Stored data:
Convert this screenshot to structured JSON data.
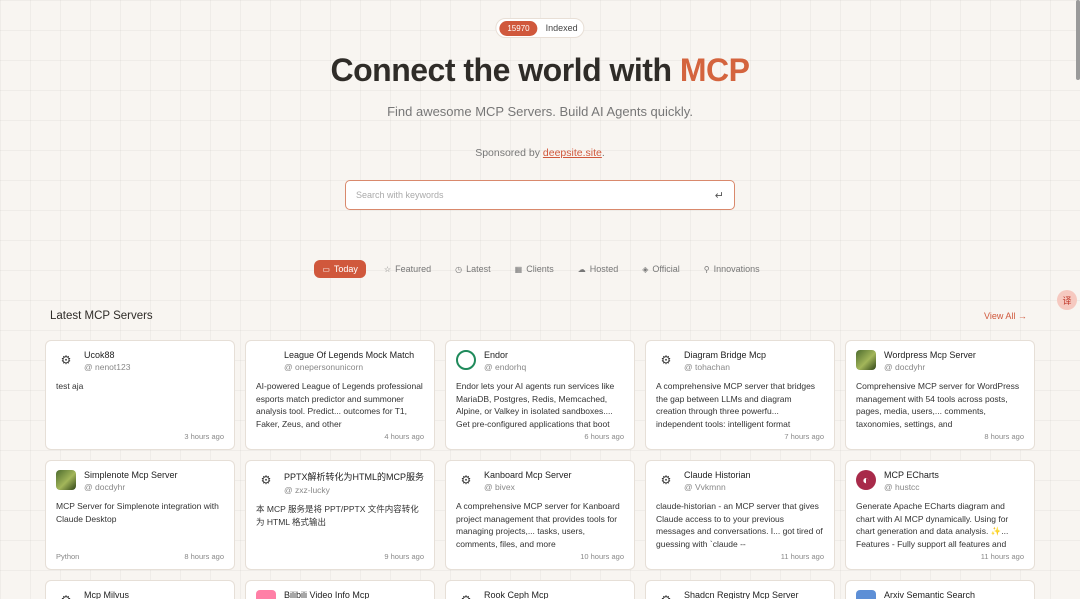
{
  "badge": {
    "count": "15970",
    "label": "Indexed"
  },
  "hero": {
    "title_prefix": "Connect the world with ",
    "title_accent": "MCP",
    "subtitle": "Find awesome MCP Servers. Build AI Agents quickly.",
    "sponsor_prefix": "Sponsored by ",
    "sponsor_link": "deepsite.site",
    "sponsor_suffix": "."
  },
  "search": {
    "placeholder": "Search with keywords",
    "enter_icon": "↵"
  },
  "tabs": [
    {
      "label": "Today",
      "icon": "calendar-icon",
      "glyph": "▭",
      "active": true
    },
    {
      "label": "Featured",
      "icon": "star-icon",
      "glyph": "☆",
      "active": false
    },
    {
      "label": "Latest",
      "icon": "clock-icon",
      "glyph": "◷",
      "active": false
    },
    {
      "label": "Clients",
      "icon": "grid-icon",
      "glyph": "▦",
      "active": false
    },
    {
      "label": "Hosted",
      "icon": "cloud-icon",
      "glyph": "☁",
      "active": false
    },
    {
      "label": "Official",
      "icon": "badge-icon",
      "glyph": "◈",
      "active": false
    },
    {
      "label": "Innovations",
      "icon": "lightbulb-icon",
      "glyph": "⚲",
      "active": false
    }
  ],
  "section": {
    "title": "Latest MCP Servers",
    "view_all": "View All →"
  },
  "cards": [
    {
      "name": "Ucok88",
      "author": "@ nenot123",
      "desc": "test aja",
      "tag": "",
      "time": "3 hours ago",
      "avatar": "plain",
      "glyph": "⚙"
    },
    {
      "name": "League Of Legends Mock Match",
      "author": "@ onepersonunicorn",
      "desc": "AI-powered League of Legends professional esports match predictor and summoner analysis tool. Predict... outcomes for T1, Faker, Zeus, and other",
      "tag": "",
      "time": "4 hours ago",
      "avatar": "plain",
      "glyph": ""
    },
    {
      "name": "Endor",
      "author": "@ endorhq",
      "desc": "Endor lets your AI agents run services like MariaDB, Postgres, Redis, Memcached, Alpine, or Valkey in isolated sandboxes.... Get pre-configured applications that boot",
      "tag": "",
      "time": "6 hours ago",
      "avatar": "endor",
      "glyph": ""
    },
    {
      "name": "Diagram Bridge Mcp",
      "author": "@ tohachan",
      "desc": "A comprehensive MCP server that bridges the gap between LLMs and diagram creation through three powerfu... independent tools: intelligent format",
      "tag": "",
      "time": "7 hours ago",
      "avatar": "plain",
      "glyph": "⚙"
    },
    {
      "name": "Wordpress Mcp Server",
      "author": "@ docdyhr",
      "desc": "Comprehensive MCP server for WordPress management with 54 tools across posts, pages, media, users,... comments, taxonomies, settings, and",
      "tag": "",
      "time": "8 hours ago",
      "avatar": "photo",
      "glyph": ""
    },
    {
      "name": "Simplenote Mcp Server",
      "author": "@ docdyhr",
      "desc": "MCP Server for Simplenote integration with Claude Desktop",
      "tag": "Python",
      "time": "8 hours ago",
      "avatar": "photo",
      "glyph": ""
    },
    {
      "name": "PPTX解析转化为HTML的MCP服务",
      "author": "@ zxz-lucky",
      "desc": "本 MCP 服务是将 PPT/PPTX 文件内容转化为 HTML 格式输出",
      "tag": "",
      "time": "9 hours ago",
      "avatar": "plain",
      "glyph": "⚙"
    },
    {
      "name": "Kanboard Mcp Server",
      "author": "@ bivex",
      "desc": "A comprehensive MCP server for Kanboard project management that provides tools for managing projects,... tasks, users, comments, files, and more",
      "tag": "",
      "time": "10 hours ago",
      "avatar": "plain",
      "glyph": "⚙"
    },
    {
      "name": "Claude Historian",
      "author": "@ Vvkmnn",
      "desc": "claude-historian - an MCP server that gives Claude access to to your previous messages and conversations. I... got tired of guessing with `claude --",
      "tag": "",
      "time": "11 hours ago",
      "avatar": "plain",
      "glyph": "⚙"
    },
    {
      "name": "MCP ECharts",
      "author": "@ hustcc",
      "desc": "Generate Apache ECharts diagram and chart with AI MCP dynamically. Using for chart generation and data analysis. ✨... Features - Fully support all features and",
      "tag": "",
      "time": "11 hours ago",
      "avatar": "echarts",
      "glyph": "◐"
    },
    {
      "name": "Mcp Milvus",
      "author": "",
      "desc": "",
      "tag": "",
      "time": "",
      "avatar": "plain",
      "glyph": "⚙"
    },
    {
      "name": "Bilibili Video Info Mcp",
      "author": "",
      "desc": "",
      "tag": "",
      "time": "",
      "avatar": "pink",
      "glyph": ""
    },
    {
      "name": "Rook Ceph Mcp",
      "author": "",
      "desc": "",
      "tag": "",
      "time": "",
      "avatar": "plain",
      "glyph": "⚙"
    },
    {
      "name": "Shadcn Registry Mcp Server",
      "author": "",
      "desc": "",
      "tag": "",
      "time": "",
      "avatar": "plain",
      "glyph": "⚙"
    },
    {
      "name": "Arxiv Semantic Search",
      "author": "",
      "desc": "",
      "tag": "",
      "time": "",
      "avatar": "blue",
      "glyph": ""
    }
  ],
  "floating_widget": {
    "glyph": "译"
  }
}
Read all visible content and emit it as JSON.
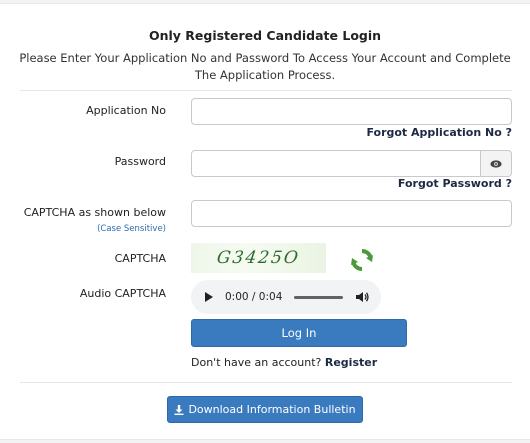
{
  "form": {
    "title": "Only Registered Candidate Login",
    "subtitle": "Please Enter Your Application No and Password To Access Your Account and Complete The Application Process."
  },
  "fields": {
    "application_no": {
      "label": "Application No",
      "value": ""
    },
    "forgot_app_link": "Forgot Application No ?",
    "password": {
      "label": "Password",
      "value": "",
      "toggle_icon": "eye-icon"
    },
    "forgot_pwd_link": "Forgot Password ?",
    "captcha_input": {
      "label": "CAPTCHA as shown below",
      "sublabel": "(Case Sensitive)",
      "value": ""
    },
    "captcha": {
      "label": "CAPTCHA",
      "text": "G3425O",
      "refresh_icon": "refresh-icon"
    },
    "audio_captcha": {
      "label": "Audio CAPTCHA",
      "time": "0:00 / 0:04"
    }
  },
  "actions": {
    "login_label": "Log In",
    "account_prompt": "Don't have an account?",
    "register_label": "Register",
    "download_label": "Download Information Bulletin",
    "download_icon": "download-icon"
  },
  "colors": {
    "primary": "#3a7bc0",
    "link": "#1d2a44",
    "case_note": "#2b6cb0",
    "captcha_green": "#2e6b2e"
  }
}
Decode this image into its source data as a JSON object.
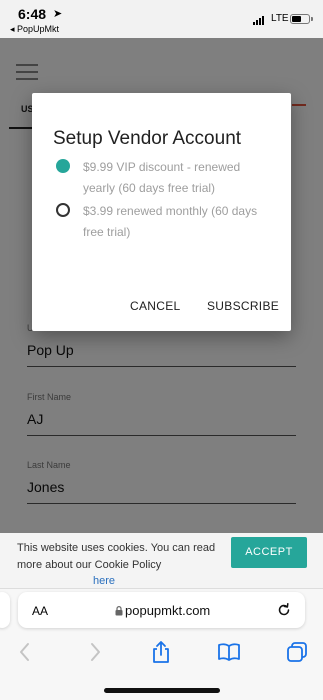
{
  "status_bar": {
    "time": "6:48",
    "back_app": "◂ PopUpMkt",
    "network": "LTE",
    "battery_level": 0.55
  },
  "page": {
    "tab_label": "US",
    "fields": [
      {
        "label": "Username",
        "value": "Pop Up"
      },
      {
        "label": "First Name",
        "value": "AJ"
      },
      {
        "label": "Last Name",
        "value": "Jones"
      }
    ]
  },
  "dialog": {
    "title": "Setup Vendor Account",
    "options": [
      {
        "label": "$9.99 VIP discount - renewed yearly (60 days free trial)",
        "checked": true
      },
      {
        "label": "$3.99 renewed monthly (60 days free trial)",
        "checked": false
      }
    ],
    "cancel_label": "CANCEL",
    "subscribe_label": "SUBSCRIBE"
  },
  "cookie_banner": {
    "text": "This website uses cookies. You can read more about our Cookie Policy",
    "link": "here",
    "accept_label": "ACCEPT"
  },
  "browser": {
    "aa_label": "AA",
    "url": "popupmkt.com"
  },
  "colors": {
    "accent": "#26a69a",
    "link": "#2a6fbd"
  }
}
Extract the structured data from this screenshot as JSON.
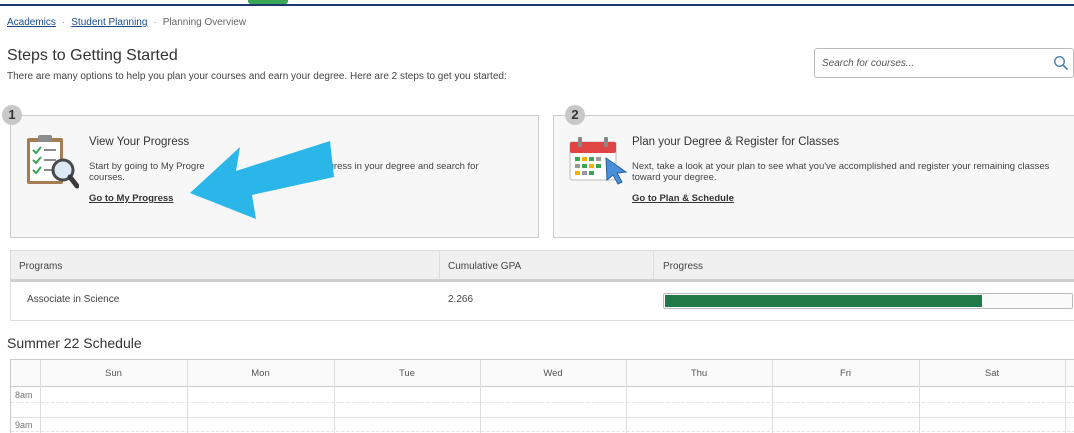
{
  "breadcrumb": {
    "items": [
      "Academics",
      "Student Planning",
      "Planning Overview"
    ]
  },
  "header": {
    "title": "Steps to Getting Started",
    "subtitle": "There are many options to help you plan your courses and earn your degree. Here are 2 steps to get you started:"
  },
  "search": {
    "placeholder": "Search for courses...",
    "icon": "search-icon"
  },
  "steps": [
    {
      "number": "1",
      "title": "View Your Progress",
      "desc_before": "Start by going to My Progre",
      "desc_after": "gress in your degree and search for",
      "desc_line2": "courses.",
      "link": "Go to My Progress",
      "icon": "clipboard-magnifier-icon"
    },
    {
      "number": "2",
      "title": "Plan your Degree & Register for Classes",
      "desc": "Next, take a look at your plan to see what you've accomplished and register your remaining classes toward your degree.",
      "link": "Go to Plan & Schedule",
      "icon": "calendar-pointer-icon"
    }
  ],
  "programs": {
    "columns": [
      "Programs",
      "Cumulative GPA",
      "Progress"
    ],
    "rows": [
      {
        "program": "Associate in Science",
        "gpa": "2.266",
        "progress": 0.78
      }
    ]
  },
  "schedule": {
    "title": "Summer 22 Schedule",
    "days": [
      "Sun",
      "Mon",
      "Tue",
      "Wed",
      "Thu",
      "Fri",
      "Sat"
    ],
    "times": [
      "8am",
      "9am"
    ]
  },
  "colors": {
    "accent_arrow": "#2bb6ea",
    "progress_fill": "#1f7a47",
    "top_line": "#1b3a6b"
  }
}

#### Given request:
Find the lines with the string "Latest" and reproduce them.

#### Exercise output:
      "label": "Latest",
    "title": "Latest MCP Servers",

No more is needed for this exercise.